Written request -
Provide only the number of lines in the records below that include "page".

Given entries -

* BEGIN *

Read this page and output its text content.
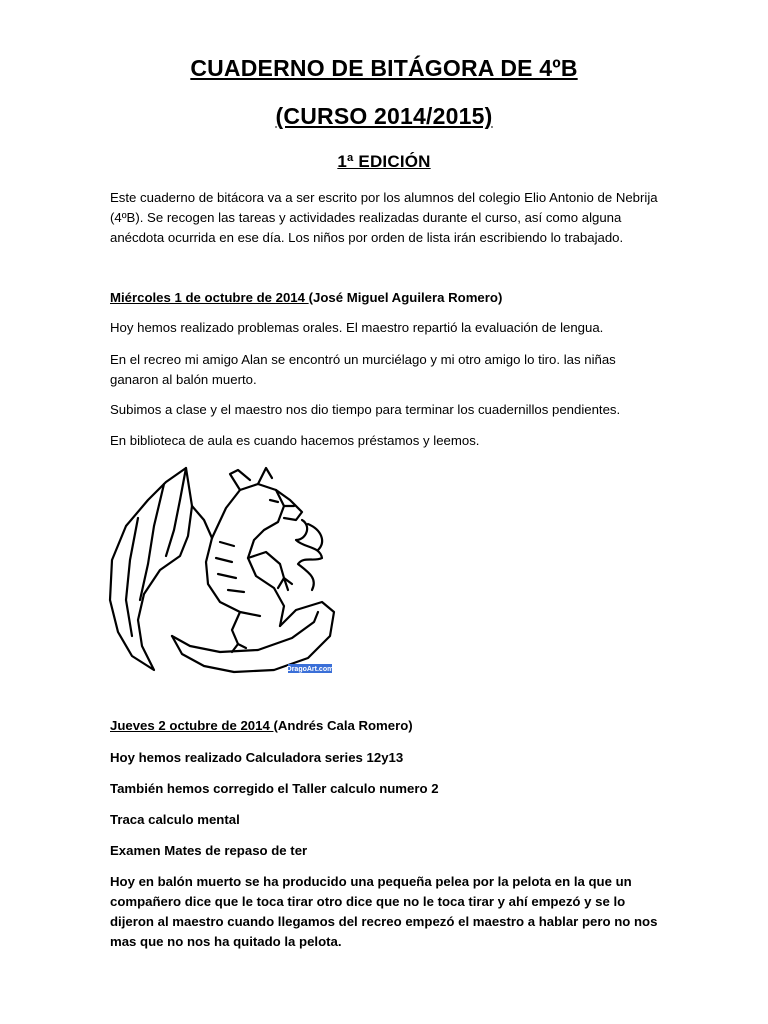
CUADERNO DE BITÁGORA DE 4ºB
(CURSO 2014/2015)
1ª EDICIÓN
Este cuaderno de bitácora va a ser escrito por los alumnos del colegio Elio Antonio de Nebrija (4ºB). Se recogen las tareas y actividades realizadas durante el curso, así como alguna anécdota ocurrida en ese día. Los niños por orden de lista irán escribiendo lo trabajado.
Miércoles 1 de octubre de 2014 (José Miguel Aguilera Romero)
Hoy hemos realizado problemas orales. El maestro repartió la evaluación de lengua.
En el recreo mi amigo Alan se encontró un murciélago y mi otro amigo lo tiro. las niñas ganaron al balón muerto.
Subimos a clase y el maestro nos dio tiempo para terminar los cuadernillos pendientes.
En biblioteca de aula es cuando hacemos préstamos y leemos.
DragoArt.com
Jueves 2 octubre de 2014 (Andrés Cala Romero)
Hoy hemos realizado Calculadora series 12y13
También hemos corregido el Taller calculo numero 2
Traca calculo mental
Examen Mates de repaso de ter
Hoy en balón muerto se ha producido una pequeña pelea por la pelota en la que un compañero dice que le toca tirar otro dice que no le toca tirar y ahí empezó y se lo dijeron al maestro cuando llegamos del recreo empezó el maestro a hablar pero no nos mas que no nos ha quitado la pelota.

* END *
* BEGIN *

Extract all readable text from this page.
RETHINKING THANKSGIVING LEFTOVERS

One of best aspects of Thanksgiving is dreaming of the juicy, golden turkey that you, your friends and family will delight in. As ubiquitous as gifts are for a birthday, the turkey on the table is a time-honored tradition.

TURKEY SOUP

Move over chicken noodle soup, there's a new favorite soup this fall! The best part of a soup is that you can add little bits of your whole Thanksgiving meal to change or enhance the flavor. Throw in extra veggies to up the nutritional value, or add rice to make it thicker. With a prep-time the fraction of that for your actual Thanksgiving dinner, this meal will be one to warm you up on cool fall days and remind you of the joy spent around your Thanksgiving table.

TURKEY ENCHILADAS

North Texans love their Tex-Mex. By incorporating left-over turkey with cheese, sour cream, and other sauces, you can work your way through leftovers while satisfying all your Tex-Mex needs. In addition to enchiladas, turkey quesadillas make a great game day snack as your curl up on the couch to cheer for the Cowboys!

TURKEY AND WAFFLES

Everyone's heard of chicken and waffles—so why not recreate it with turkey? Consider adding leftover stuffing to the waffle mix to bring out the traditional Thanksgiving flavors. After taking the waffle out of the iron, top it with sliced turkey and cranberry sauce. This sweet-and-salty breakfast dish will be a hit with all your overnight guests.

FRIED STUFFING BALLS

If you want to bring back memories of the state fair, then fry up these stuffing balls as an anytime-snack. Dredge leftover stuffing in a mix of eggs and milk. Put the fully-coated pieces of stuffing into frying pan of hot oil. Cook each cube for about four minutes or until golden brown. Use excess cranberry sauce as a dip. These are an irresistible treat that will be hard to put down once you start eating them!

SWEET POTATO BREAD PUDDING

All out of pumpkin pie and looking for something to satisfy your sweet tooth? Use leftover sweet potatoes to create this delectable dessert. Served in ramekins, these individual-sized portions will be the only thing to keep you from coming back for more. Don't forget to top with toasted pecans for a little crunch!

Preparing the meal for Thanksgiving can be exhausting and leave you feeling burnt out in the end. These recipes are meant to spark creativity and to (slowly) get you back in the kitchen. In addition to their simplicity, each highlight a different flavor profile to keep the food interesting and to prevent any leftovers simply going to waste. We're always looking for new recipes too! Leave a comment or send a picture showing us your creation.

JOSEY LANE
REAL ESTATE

* END *

Exercise output -
2